# WHAT IS EXPECTED:
Lines that hold the string "Bison" are to be counted; give only their number.

-- Begin DATA TO USE --

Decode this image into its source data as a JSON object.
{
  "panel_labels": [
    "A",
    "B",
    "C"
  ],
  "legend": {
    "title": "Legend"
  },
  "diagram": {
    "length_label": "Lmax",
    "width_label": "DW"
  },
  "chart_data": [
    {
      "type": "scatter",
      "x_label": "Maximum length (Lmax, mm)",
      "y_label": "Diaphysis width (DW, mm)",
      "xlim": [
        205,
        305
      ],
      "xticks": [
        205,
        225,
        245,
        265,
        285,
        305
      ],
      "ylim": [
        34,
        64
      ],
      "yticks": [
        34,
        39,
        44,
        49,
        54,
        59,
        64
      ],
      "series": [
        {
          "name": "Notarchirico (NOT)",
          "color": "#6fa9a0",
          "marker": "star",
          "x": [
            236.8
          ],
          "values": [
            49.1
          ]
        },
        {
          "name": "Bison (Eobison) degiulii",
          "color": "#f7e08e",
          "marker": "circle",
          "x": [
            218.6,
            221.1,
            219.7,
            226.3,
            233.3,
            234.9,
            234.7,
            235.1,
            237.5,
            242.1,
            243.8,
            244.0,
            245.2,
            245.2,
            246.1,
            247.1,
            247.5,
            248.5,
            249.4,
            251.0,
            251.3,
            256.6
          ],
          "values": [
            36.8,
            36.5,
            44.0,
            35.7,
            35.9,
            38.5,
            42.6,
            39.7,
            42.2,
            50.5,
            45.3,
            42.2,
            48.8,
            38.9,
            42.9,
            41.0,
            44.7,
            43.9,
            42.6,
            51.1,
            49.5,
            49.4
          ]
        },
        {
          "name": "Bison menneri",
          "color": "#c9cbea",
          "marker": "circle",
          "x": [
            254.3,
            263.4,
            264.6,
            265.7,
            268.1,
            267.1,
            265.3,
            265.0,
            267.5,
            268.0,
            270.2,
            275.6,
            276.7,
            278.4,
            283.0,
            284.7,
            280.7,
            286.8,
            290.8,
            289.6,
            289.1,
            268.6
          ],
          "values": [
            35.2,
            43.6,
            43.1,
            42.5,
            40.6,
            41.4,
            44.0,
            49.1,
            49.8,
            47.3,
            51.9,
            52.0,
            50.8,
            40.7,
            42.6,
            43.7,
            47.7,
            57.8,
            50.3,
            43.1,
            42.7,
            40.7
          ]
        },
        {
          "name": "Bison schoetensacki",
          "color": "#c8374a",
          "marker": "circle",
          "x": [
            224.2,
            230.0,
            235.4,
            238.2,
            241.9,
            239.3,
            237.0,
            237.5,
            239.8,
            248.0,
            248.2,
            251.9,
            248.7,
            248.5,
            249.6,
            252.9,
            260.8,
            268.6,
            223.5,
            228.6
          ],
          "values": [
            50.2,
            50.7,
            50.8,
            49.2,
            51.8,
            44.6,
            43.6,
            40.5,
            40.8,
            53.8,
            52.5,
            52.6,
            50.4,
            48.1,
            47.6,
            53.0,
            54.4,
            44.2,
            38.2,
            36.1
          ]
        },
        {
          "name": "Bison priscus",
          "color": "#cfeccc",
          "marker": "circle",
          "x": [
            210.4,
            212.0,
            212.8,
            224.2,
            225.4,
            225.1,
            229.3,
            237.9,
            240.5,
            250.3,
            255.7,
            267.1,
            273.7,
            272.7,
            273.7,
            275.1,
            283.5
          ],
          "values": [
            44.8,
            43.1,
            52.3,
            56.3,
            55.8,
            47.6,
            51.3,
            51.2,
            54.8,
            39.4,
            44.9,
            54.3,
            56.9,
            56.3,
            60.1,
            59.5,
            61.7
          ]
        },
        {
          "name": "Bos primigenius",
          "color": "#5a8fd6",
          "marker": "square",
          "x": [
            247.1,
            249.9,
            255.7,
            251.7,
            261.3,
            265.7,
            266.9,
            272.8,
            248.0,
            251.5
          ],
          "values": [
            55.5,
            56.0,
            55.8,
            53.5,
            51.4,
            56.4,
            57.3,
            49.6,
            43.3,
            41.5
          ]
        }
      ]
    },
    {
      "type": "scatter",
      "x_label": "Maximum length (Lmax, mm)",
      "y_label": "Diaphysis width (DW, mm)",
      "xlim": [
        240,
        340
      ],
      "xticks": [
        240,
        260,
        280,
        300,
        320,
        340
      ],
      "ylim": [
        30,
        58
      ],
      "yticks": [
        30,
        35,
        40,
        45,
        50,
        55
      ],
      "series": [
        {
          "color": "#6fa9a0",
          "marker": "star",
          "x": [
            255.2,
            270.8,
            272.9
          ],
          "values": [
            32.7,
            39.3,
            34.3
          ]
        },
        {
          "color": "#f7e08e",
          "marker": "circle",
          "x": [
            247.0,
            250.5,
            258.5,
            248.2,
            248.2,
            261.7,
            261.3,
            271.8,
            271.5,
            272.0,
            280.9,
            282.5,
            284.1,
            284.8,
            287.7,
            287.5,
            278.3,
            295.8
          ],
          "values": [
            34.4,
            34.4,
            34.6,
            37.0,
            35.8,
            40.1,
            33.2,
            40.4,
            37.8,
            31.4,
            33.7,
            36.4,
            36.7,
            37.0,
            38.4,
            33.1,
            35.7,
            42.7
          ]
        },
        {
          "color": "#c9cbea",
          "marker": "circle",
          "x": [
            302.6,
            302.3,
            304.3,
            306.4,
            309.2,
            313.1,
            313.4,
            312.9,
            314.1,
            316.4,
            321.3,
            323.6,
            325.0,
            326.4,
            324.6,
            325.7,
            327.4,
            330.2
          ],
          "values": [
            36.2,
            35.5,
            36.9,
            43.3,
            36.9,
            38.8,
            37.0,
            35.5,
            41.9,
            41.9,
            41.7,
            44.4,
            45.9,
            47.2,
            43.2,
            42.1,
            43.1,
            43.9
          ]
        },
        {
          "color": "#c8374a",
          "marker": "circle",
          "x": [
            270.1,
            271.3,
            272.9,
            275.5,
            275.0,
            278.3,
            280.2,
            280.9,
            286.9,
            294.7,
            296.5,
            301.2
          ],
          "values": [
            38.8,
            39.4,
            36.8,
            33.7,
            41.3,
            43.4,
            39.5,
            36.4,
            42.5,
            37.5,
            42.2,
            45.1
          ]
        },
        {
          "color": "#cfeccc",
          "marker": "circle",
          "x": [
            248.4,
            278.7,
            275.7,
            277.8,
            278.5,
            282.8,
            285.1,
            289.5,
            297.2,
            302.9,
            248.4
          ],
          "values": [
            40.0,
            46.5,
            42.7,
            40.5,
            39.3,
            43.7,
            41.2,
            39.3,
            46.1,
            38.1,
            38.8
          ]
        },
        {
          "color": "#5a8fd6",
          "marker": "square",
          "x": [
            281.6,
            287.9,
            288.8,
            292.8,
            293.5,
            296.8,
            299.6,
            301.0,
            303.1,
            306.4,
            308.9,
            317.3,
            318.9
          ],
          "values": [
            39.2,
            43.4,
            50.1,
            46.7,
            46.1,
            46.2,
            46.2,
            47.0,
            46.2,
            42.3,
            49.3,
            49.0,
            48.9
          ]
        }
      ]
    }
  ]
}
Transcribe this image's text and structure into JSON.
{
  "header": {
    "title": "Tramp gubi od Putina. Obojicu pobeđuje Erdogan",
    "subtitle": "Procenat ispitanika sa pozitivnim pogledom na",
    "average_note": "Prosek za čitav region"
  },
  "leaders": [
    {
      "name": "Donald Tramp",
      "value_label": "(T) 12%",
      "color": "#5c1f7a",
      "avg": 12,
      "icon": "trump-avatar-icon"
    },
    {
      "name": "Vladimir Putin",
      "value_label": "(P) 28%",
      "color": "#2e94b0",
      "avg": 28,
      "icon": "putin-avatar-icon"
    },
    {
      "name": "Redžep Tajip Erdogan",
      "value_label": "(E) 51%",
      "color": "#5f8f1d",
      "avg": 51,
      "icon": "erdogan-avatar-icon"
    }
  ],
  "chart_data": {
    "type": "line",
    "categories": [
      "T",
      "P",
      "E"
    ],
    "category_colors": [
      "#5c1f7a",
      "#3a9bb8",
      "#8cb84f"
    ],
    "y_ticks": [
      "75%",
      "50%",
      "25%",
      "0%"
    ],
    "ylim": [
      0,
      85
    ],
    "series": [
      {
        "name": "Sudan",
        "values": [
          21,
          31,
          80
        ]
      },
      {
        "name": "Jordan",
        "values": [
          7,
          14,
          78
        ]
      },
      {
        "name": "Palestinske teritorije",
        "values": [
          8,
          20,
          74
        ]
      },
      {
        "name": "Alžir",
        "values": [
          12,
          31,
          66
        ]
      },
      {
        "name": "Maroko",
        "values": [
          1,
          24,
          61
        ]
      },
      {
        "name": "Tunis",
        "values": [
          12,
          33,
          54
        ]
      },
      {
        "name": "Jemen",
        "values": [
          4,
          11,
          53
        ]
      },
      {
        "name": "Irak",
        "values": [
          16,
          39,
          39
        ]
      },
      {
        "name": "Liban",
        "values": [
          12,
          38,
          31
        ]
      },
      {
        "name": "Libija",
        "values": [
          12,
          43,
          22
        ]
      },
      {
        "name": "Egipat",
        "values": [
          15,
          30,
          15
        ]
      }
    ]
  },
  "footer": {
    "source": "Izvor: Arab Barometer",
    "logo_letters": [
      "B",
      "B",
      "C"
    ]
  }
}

-- End DATA TO USE --

# FULL RESPONSE:
4